**PROBLEM REQUIREMENTS**
Return the rows below as a JSON list of strings, one string per row, skipping any blank lines.

********************

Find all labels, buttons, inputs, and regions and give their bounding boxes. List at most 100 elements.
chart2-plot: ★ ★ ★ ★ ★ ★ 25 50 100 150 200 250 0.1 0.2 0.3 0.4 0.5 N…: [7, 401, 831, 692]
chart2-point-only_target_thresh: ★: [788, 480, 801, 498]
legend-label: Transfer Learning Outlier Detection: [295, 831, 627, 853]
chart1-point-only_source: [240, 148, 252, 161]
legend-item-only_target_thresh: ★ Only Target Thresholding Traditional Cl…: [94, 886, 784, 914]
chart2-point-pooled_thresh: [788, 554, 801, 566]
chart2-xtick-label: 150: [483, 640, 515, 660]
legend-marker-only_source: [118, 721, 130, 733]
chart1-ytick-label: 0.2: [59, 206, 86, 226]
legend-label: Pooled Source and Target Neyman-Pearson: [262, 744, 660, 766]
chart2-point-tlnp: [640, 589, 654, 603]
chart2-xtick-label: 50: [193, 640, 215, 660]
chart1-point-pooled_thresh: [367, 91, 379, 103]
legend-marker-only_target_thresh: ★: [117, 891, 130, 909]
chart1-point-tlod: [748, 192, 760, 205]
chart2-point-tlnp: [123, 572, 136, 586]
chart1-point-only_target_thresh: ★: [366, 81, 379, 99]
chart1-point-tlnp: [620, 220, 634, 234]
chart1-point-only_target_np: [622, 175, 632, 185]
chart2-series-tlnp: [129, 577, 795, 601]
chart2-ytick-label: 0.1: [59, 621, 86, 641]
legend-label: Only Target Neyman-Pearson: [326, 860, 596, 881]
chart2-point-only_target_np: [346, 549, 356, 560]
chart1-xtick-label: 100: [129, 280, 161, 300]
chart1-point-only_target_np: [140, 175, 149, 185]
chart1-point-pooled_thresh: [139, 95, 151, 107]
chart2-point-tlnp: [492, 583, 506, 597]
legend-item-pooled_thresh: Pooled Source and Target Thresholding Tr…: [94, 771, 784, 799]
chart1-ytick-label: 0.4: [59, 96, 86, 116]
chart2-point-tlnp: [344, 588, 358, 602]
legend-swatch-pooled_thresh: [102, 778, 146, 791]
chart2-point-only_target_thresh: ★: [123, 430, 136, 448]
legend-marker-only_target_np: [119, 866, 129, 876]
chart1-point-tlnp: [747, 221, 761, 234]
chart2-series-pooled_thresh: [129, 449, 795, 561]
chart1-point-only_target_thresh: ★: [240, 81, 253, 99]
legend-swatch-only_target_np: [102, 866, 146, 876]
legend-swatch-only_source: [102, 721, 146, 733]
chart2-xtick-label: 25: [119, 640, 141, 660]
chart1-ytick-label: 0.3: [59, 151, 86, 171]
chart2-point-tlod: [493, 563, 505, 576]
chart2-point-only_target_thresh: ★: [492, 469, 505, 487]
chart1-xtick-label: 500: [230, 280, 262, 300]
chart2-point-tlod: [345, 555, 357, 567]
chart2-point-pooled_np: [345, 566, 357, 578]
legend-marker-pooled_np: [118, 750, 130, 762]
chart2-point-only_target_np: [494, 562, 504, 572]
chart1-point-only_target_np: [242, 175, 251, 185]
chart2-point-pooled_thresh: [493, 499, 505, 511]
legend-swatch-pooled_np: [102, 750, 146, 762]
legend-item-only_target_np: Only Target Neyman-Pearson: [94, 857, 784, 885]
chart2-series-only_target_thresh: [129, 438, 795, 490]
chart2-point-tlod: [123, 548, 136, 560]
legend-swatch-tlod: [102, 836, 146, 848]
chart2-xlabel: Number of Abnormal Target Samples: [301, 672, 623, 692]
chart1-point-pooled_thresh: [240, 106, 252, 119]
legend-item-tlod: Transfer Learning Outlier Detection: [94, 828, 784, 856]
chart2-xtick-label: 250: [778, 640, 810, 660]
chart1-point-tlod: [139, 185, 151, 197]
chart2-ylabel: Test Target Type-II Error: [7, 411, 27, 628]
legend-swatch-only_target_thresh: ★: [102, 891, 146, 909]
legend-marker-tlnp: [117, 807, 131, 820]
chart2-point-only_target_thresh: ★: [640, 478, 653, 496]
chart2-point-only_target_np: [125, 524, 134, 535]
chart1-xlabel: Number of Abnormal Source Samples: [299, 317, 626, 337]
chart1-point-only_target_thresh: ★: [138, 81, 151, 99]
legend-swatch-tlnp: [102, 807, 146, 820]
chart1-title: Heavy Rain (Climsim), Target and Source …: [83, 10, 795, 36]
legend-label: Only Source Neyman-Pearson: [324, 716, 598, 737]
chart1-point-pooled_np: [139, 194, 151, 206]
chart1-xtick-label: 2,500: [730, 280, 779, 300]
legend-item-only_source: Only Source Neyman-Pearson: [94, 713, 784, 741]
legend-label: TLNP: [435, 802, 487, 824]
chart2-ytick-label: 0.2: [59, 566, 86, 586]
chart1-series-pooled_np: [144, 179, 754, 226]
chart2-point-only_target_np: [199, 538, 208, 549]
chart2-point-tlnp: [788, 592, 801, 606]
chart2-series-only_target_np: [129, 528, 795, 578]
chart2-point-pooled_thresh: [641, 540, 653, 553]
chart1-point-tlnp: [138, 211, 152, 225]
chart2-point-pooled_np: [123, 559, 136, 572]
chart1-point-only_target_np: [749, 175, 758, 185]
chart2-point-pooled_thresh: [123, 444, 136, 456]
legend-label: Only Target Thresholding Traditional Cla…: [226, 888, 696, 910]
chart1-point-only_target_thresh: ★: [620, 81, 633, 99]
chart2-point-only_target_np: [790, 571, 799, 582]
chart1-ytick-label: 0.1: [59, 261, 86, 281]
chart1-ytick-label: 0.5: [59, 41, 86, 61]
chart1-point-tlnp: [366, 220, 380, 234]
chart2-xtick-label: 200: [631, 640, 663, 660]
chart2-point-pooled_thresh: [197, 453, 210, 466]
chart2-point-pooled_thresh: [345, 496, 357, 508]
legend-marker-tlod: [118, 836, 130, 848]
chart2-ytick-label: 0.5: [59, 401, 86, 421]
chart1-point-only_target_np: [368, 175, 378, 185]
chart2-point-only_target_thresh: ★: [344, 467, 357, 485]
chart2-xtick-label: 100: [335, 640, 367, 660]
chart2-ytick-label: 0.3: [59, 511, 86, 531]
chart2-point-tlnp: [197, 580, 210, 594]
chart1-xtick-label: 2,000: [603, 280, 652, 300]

********************

**WRITTEN ANSWER**
[
  "Find all labels, buttons, inputs, and regions and give their bounding boxes. List at most 100 elements.",
  "chart2-plot: ★ ★ ★ ★ ★ ★ 25 50 100 150 200 250 0.1 0.2 0.3 0.4 0.5 N…: [7, 401, 831, 692]",
  "chart2-point-only_target_thresh: ★: [788, 480, 801, 498]",
  "legend-label: Transfer Learning Outlier Detection: [295, 831, 627, 853]",
  "chart1-point-only_source: [240, 148, 252, 161]",
  "legend-item-only_target_thresh: ★ Only Target Thresholding Traditional Cl…: [94, 886, 784, 914]",
  "chart2-point-pooled_thresh: [788, 554, 801, 566]",
  "chart2-xtick-label: 150: [483, 640, 515, 660]",
  "legend-marker-only_source: [118, 721, 130, 733]",
  "chart1-ytick-label: 0.2: [59, 206, 86, 226]",
  "legend-label: Pooled Source and Target Neyman-Pearson: [262, 744, 660, 766]",
  "chart2-point-tlnp: [640, 589, 654, 603]",
  "chart2-xtick-label: 50: [193, 640, 215, 660]",
  "chart1-point-pooled_thresh: [367, 91, 379, 103]",
  "legend-marker-only_target_thresh: ★: [117, 891, 130, 909]",
  "chart1-point-tlod: [748, 192, 760, 205]",
  "chart2-point-tlnp: [123, 572, 136, 586]",
  "chart1-point-only_target_thresh: ★: [366, 81, 379, 99]",
  "chart1-point-tlnp: [620, 220, 634, 234]",
  "chart1-point-only_target_np: [622, 175, 632, 185]",
  "chart2-series-tlnp: [129, 577, 795, 601]",
  "chart2-ytick-label: 0.1: [59, 621, 86, 641]",
  "legend-label: Only Target Neyman-Pearson: [326, 860, 596, 881]",
  "chart2-point-only_target_np: [346, 549, 356, 560]",
  "chart1-xtick-label: 100: [129, 280, 161, 300]",
  "chart1-point-only_target_np: [140, 175, 149, 185]",
  "chart1-point-pooled_thresh: [139, 95, 151, 107]",
  "chart2-point-tlnp: [492, 583, 506, 597]",
  "legend-item-pooled_thresh: Pooled Source and Target Thresholding Tr…: [94, 771, 784, 799]",
  "chart1-ytick-label: 0.4: [59, 96, 86, 116]",
  "chart2-point-tlnp: [344, 588, 358, 602]",
  "legend-swatch-pooled_thresh: [102, 778, 146, 791]",
  "chart2-point-only_target_thresh: ★: [123, 430, 136, 448]",
  "legend-marker-only_target_np: [119, 866, 129, 876]",
  "chart1-point-tlnp: [747, 221, 761, 234]",
  "chart2-series-pooled_thresh: [129, 449, 795, 561]",
  "chart1-point-only_target_thresh: ★: [240, 81, 253, 99]",
  "legend-swatch-only_target_np: [102, 866, 146, 876]",
  "legend-swatch-only_source: [102, 721, 146, 733]",
  "chart2-xtick-label: 25: [119, 640, 141, 660]",
  "chart1-ytick-label: 0.3: [59, 151, 86, 171]",
  "chart2-point-tlod: [493, 563, 505, 576]",
  "chart2-point-only_target_thresh: ★: [492, 469, 505, 487]",
  "chart1-xtick-label: 500: [230, 280, 262, 300]",
  "chart2-point-tlod: [345, 555, 357, 567]",
  "chart2-point-pooled_np: [345, 566, 357, 578]",
  "legend-marker-pooled_np: [118, 750, 130, 762]",
  "chart2-point-only_target_np: [494, 562, 504, 572]",
  "chart1-point-only_target_np: [242, 175, 251, 185]",
  "chart2-point-pooled_thresh: [493, 499, 505, 511]",
  "legend-swatch-pooled_np: [102, 750, 146, 762]",
  "legend-item-only_target_np: Only Target Neyman-Pearson: [94, 857, 784, 885]",
  "chart2-series-only_target_thresh: [129, 438, 795, 490]",
  "chart2-point-tlod: [123, 548, 136, 560]",
  "legend-swatch-tlod: [102, 836, 146, 848]",
  "chart2-xlabel: Number of Abnormal Target Samples: [301, 672, 623, 692]",
  "chart1-point-pooled_thresh: [240, 106, 252, 119]",
  "legend-item-tlod: Transfer Learning Outlier Detection: [94, 828, 784, 856]",
  "chart2-xtick-label: 250: [778, 640, 810, 660]",
  "chart1-point-tlod: [139, 185, 151, 197]",
  "chart2-ylabel: Test Target Type-II Error: [7, 411, 27, 628]",
  "legend-swatch-only_target_thresh: ★: [102, 891, 146, 909]",
  "legend-marker-tlnp: [117, 807, 131, 820]",
  "chart2-point-only_target_thresh: ★: [640, 478, 653, 496]",
  "chart2-point-only_target_np: [125, 524, 134, 535]",
  "chart1-xlabel: Number of Abnormal Source Samples: [299, 317, 626, 337]",
  "chart1-point-only_target_thresh: ★: [138, 81, 151, 99]",
  "legend-swatch-tlnp: [102, 807, 146, 820]",
  "chart1-title: Heavy Rain (Climsim), Target and Source …: [83, 10, 795, 36]",
  "legend-label: Only Source Neyman-Pearson: [324, 716, 598, 737]",
  "chart1-point-pooled_np: [139, 194, 151, 206]",
  "chart1-xtick-label: 2,500: [730, 280, 779, 300]",
  "legend-item-only_source: Only Source Neyman-Pearson: [94, 713, 784, 741]",
  "legend-label: TLNP: [435, 802, 487, 824]",
  "chart2-ytick-label: 0.2: [59, 566, 86, 586]",
  "chart1-series-pooled_np: [144, 179, 754, 226]",
  "chart2-point-only_target_np: [199, 538, 208, 549]",
  "chart2-point-tlnp: [788, 592, 801, 606]",
  "chart2-series-only_target_np: [129, 528, 795, 578]",
  "chart2-point-pooled_thresh: [641, 540, 653, 553]",
  "chart1-point-tlnp: [138, 211, 152, 225]",
  "chart2-point-pooled_np: [123, 559, 136, 572]",
  "chart1-point-only_target_np: [749, 175, 758, 185]",
  "chart2-point-pooled_thresh: [123, 444, 136, 456]",
  "legend-label: Only Target Thresholding Traditional Cla…: [226, 888, 696, 910]",
  "chart1-point-only_target_thresh: ★: [620, 81, 633, 99]",
  "chart2-point-only_target_np: [790, 571, 799, 582]",
  "chart1-ytick-label: 0.1: [59, 261, 86, 281]",
  "chart1-ytick-label: 0.5: [59, 41, 86, 61]",
  "chart1-point-tlnp: [366, 220, 380, 234]",
  "chart2-xtick-label: 200: [631, 640, 663, 660]",
  "chart2-point-pooled_thresh: [197, 453, 210, 466]",
  "chart2-point-pooled_thresh: [345, 496, 357, 508]",
  "legend-marker-tlod: [118, 836, 130, 848]",
  "chart2-ytick-label: 0.5: [59, 401, 86, 421]",
  "chart1-point-only_target_np: [368, 175, 378, 185]",
  "chart2-point-only_target_thresh: ★: [344, 467, 357, 485]",
  "chart2-xtick-label: 100: [335, 640, 367, 660]",
  "chart2-ytick-label: 0.3: [59, 511, 86, 531]",
  "chart2-point-tlnp: [197, 580, 210, 594]",
  "chart1-xtick-label: 2,000: [603, 280, 652, 300]"
]